Start RECORDS SUPPLIED

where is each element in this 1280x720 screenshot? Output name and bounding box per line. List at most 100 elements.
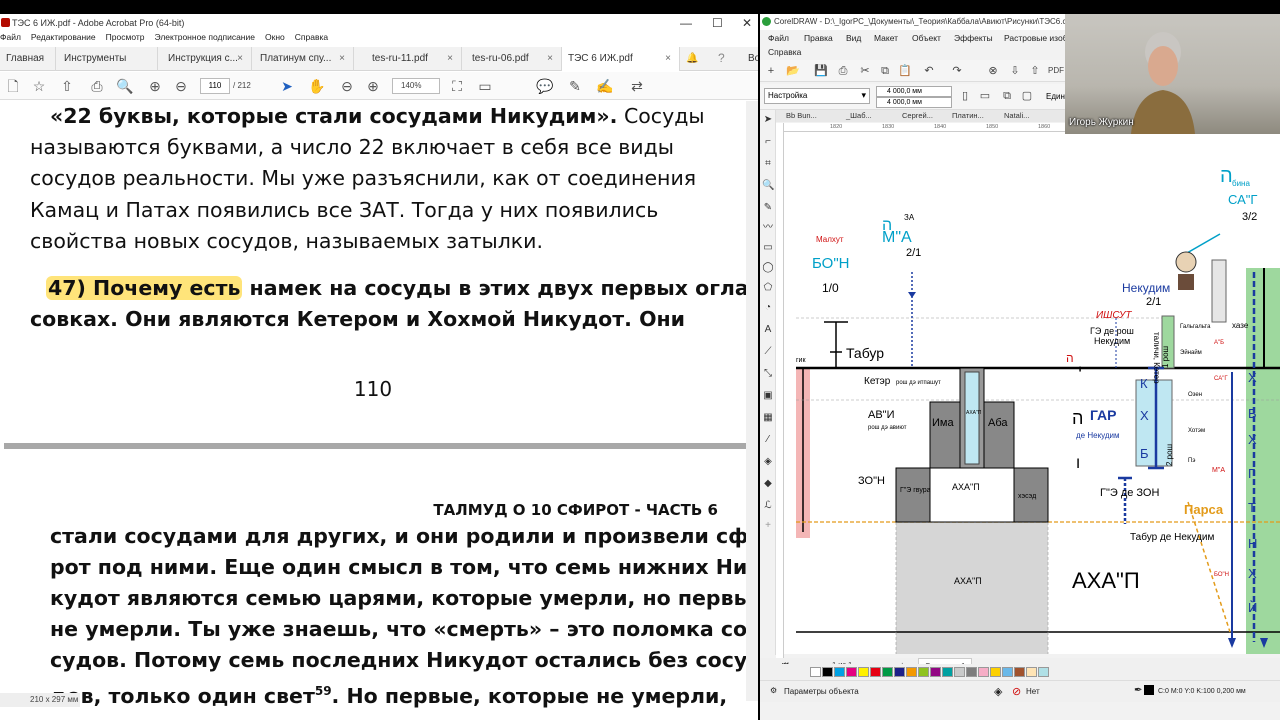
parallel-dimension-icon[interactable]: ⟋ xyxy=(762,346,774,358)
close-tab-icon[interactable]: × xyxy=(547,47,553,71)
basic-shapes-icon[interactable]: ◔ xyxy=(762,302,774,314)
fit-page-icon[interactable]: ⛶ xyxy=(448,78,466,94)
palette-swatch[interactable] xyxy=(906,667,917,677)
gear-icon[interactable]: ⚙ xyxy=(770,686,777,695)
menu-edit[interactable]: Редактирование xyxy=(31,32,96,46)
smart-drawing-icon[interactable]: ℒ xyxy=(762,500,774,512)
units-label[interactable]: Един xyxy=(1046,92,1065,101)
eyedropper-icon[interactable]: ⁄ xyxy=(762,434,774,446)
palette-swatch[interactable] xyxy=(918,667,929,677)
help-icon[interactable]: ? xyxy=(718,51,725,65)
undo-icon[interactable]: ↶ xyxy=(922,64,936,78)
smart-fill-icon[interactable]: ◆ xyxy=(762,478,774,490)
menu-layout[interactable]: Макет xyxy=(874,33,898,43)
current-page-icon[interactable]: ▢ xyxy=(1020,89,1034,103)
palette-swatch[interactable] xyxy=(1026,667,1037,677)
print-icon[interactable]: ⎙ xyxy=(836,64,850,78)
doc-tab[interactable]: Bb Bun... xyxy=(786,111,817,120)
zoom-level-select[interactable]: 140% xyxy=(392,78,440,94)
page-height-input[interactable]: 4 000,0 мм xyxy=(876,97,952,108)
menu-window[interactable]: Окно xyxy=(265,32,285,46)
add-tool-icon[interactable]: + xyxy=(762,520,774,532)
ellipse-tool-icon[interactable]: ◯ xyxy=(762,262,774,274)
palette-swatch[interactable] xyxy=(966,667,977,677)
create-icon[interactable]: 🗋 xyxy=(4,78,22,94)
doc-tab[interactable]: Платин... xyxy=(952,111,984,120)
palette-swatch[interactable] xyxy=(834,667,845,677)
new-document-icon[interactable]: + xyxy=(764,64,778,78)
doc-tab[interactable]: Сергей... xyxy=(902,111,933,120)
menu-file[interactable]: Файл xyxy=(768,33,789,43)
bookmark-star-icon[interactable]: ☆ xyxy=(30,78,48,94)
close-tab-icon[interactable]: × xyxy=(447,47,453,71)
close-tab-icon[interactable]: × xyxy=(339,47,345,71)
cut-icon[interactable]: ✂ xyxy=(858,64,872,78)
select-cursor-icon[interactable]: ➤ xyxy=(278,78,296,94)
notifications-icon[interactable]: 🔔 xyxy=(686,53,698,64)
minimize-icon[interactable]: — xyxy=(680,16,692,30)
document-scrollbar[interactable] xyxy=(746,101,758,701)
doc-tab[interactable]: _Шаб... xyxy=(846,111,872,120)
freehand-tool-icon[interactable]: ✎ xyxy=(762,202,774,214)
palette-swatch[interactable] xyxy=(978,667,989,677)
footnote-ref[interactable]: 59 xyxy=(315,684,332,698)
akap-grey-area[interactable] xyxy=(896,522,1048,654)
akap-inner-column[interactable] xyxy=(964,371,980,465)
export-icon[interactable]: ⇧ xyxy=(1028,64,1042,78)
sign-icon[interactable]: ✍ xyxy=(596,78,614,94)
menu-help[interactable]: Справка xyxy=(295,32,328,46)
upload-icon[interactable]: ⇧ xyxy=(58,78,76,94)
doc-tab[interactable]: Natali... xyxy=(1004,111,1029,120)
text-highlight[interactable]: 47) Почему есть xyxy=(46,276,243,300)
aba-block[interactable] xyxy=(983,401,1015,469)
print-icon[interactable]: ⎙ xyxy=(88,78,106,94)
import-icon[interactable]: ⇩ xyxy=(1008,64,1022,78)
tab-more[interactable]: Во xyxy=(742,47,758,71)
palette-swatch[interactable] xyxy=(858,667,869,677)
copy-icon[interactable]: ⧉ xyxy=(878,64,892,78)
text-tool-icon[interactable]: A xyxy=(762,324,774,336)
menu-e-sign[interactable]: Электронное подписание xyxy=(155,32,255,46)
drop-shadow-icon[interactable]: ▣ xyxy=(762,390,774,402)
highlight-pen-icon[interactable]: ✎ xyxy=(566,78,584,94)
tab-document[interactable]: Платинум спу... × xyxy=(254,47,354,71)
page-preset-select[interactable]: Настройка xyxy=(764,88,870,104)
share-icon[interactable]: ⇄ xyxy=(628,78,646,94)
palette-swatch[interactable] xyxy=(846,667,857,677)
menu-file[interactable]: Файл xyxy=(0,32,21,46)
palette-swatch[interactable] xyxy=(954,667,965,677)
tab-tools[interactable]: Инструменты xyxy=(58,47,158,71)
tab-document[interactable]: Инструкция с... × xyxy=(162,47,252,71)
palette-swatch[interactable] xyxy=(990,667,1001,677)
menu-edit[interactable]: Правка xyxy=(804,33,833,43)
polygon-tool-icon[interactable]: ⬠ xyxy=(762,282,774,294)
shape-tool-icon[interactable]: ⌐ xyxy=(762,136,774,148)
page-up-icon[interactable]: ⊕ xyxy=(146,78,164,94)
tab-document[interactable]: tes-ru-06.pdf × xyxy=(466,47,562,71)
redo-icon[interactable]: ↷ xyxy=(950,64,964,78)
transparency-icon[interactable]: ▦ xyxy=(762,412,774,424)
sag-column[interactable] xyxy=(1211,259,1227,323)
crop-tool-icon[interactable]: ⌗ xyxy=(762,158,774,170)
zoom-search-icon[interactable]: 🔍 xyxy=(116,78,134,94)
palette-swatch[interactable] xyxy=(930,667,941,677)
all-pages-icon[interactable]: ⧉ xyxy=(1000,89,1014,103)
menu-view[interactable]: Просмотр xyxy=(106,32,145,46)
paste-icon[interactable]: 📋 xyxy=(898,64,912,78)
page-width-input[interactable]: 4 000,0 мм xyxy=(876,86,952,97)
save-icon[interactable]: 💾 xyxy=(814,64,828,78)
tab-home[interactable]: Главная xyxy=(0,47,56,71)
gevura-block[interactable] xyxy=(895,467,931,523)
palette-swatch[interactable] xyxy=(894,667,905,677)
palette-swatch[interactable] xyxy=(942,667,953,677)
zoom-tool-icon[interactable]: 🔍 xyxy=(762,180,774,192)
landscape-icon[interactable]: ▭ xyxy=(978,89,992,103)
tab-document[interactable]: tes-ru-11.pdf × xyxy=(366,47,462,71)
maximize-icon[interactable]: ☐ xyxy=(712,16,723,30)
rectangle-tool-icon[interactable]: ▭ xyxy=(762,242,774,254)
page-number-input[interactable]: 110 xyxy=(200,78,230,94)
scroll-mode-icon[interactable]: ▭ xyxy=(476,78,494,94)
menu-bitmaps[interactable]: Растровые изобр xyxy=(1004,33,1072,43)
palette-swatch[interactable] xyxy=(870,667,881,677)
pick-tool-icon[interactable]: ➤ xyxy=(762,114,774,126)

End RECORDS SUPPLIED

■ **SET TASK**: Copy out every line of the records above without any change, and leave the pictures out of your answer.

■ **ANSWER TO THE TASK**:
where is each element in this 1280x720 screenshot? Output name and bounding box per line. List at most 100 elements.
parallel-dimension-icon[interactable]: ⟋ xyxy=(762,346,774,358)
close-tab-icon[interactable]: × xyxy=(547,47,553,71)
basic-shapes-icon[interactable]: ◔ xyxy=(762,302,774,314)
fit-page-icon[interactable]: ⛶ xyxy=(448,78,466,94)
palette-swatch[interactable] xyxy=(906,667,917,677)
gear-icon[interactable]: ⚙ xyxy=(770,686,777,695)
menu-edit[interactable]: Редактирование xyxy=(31,32,96,46)
smart-drawing-icon[interactable]: ℒ xyxy=(762,500,774,512)
units-label[interactable]: Един xyxy=(1046,92,1065,101)
eyedropper-icon[interactable]: ⁄ xyxy=(762,434,774,446)
palette-swatch[interactable] xyxy=(918,667,929,677)
help-icon[interactable]: ? xyxy=(718,51,725,65)
undo-icon[interactable]: ↶ xyxy=(922,64,936,78)
smart-fill-icon[interactable]: ◆ xyxy=(762,478,774,490)
menu-layout[interactable]: Макет xyxy=(874,33,898,43)
current-page-icon[interactable]: ▢ xyxy=(1020,89,1034,103)
palette-swatch[interactable] xyxy=(1026,667,1037,677)
print-icon[interactable]: ⎙ xyxy=(836,64,850,78)
doc-tab[interactable]: Bb Bun... xyxy=(786,111,817,120)
zoom-level-select[interactable]: 140% xyxy=(392,78,440,94)
page-height-input[interactable]: 4 000,0 мм xyxy=(876,97,952,108)
menu-window[interactable]: Окно xyxy=(265,32,285,46)
add-tool-icon[interactable]: + xyxy=(762,520,774,532)
ellipse-tool-icon[interactable]: ◯ xyxy=(762,262,774,274)
palette-swatch[interactable] xyxy=(966,667,977,677)
create-icon[interactable]: 🗋 xyxy=(4,78,22,94)
doc-tab[interactable]: Платин... xyxy=(952,111,984,120)
palette-swatch[interactable] xyxy=(834,667,845,677)
new-document-icon[interactable]: + xyxy=(764,64,778,78)
doc-tab[interactable]: Сергей... xyxy=(902,111,933,120)
menu-file[interactable]: Файл xyxy=(768,33,789,43)
bookmark-star-icon[interactable]: ☆ xyxy=(30,78,48,94)
close-tab-icon[interactable]: × xyxy=(447,47,453,71)
close-tab-icon[interactable]: × xyxy=(339,47,345,71)
cut-icon[interactable]: ✂ xyxy=(858,64,872,78)
select-cursor-icon[interactable]: ➤ xyxy=(278,78,296,94)
notifications-icon[interactable]: 🔔 xyxy=(686,53,698,64)
minimize-icon[interactable]: — xyxy=(680,16,692,30)
document-scrollbar[interactable] xyxy=(746,101,758,701)
doc-tab[interactable]: _Шаб... xyxy=(846,111,872,120)
freehand-tool-icon[interactable]: ✎ xyxy=(762,202,774,214)
palette-swatch[interactable] xyxy=(978,667,989,677)
footnote-ref[interactable]: 59 xyxy=(315,684,332,698)
akap-grey-area[interactable] xyxy=(896,522,1048,654)
akap-inner-column[interactable] xyxy=(964,371,980,465)
export-icon[interactable]: ⇧ xyxy=(1028,64,1042,78)
sign-icon[interactable]: ✍ xyxy=(596,78,614,94)
menu-help[interactable]: Справка xyxy=(295,32,328,46)
upload-icon[interactable]: ⇧ xyxy=(58,78,76,94)
doc-tab[interactable]: Natali... xyxy=(1004,111,1029,120)
text-highlight[interactable]: 47) Почему есть xyxy=(46,276,243,300)
aba-block[interactable] xyxy=(983,401,1015,469)
print-icon[interactable]: ⎙ xyxy=(88,78,106,94)
import-icon[interactable]: ⇩ xyxy=(1008,64,1022,78)
tab-more[interactable]: Во xyxy=(742,47,758,71)
palette-swatch[interactable] xyxy=(858,667,869,677)
copy-icon[interactable]: ⧉ xyxy=(878,64,892,78)
text-tool-icon[interactable]: A xyxy=(762,324,774,336)
menu-e-sign[interactable]: Электронное подписание xyxy=(155,32,255,46)
drop-shadow-icon[interactable]: ▣ xyxy=(762,390,774,402)
highlight-pen-icon[interactable]: ✎ xyxy=(566,78,584,94)
tab-document[interactable]: Платинум спу... × xyxy=(254,47,354,71)
page-preset-select[interactable]: Настройка xyxy=(764,88,870,104)
share-icon[interactable]: ⇄ xyxy=(628,78,646,94)
palette-swatch[interactable] xyxy=(846,667,857,677)
menu-file[interactable]: Файл xyxy=(0,32,21,46)
palette-swatch[interactable] xyxy=(954,667,965,677)
tab-tools[interactable]: Инструменты xyxy=(58,47,158,71)
tab-document[interactable]: Инструкция с... × xyxy=(162,47,252,71)
palette-swatch[interactable] xyxy=(990,667,1001,677)
menu-edit[interactable]: Правка xyxy=(804,33,833,43)
polygon-tool-icon[interactable]: ⬠ xyxy=(762,282,774,294)
shape-tool-icon[interactable]: ⌐ xyxy=(762,136,774,148)
page-up-icon[interactable]: ⊕ xyxy=(146,78,164,94)
tab-document[interactable]: tes-ru-06.pdf × xyxy=(466,47,562,71)
redo-icon[interactable]: ↷ xyxy=(950,64,964,78)
transparency-icon[interactable]: ▦ xyxy=(762,412,774,424)
sag-column[interactable] xyxy=(1211,259,1227,323)
crop-tool-icon[interactable]: ⌗ xyxy=(762,158,774,170)
zoom-search-icon[interactable]: 🔍 xyxy=(116,78,134,94)
palette-swatch[interactable] xyxy=(930,667,941,677)
all-pages-icon[interactable]: ⧉ xyxy=(1000,89,1014,103)
menu-view[interactable]: Просмотр xyxy=(106,32,145,46)
paste-icon[interactable]: 📋 xyxy=(898,64,912,78)
page-width-input[interactable]: 4 000,0 мм xyxy=(876,86,952,97)
save-icon[interactable]: 💾 xyxy=(814,64,828,78)
tab-home[interactable]: Главная xyxy=(0,47,56,71)
gevura-block[interactable] xyxy=(895,467,931,523)
palette-swatch[interactable] xyxy=(894,667,905,677)
palette-swatch[interactable] xyxy=(942,667,953,677)
zoom-tool-icon[interactable]: 🔍 xyxy=(762,180,774,192)
landscape-icon[interactable]: ▭ xyxy=(978,89,992,103)
tab-document[interactable]: tes-ru-11.pdf × xyxy=(366,47,462,71)
maximize-icon[interactable]: ☐ xyxy=(712,16,723,30)
rectangle-tool-icon[interactable]: ▭ xyxy=(762,242,774,254)
page-number-input[interactable]: 110 xyxy=(200,78,230,94)
scroll-mode-icon[interactable]: ▭ xyxy=(476,78,494,94)
menu-bitmaps[interactable]: Растровые изобр xyxy=(1004,33,1072,43)
palette-swatch[interactable] xyxy=(870,667,881,677)
pick-tool-icon[interactable]: ➤ xyxy=(762,114,774,126)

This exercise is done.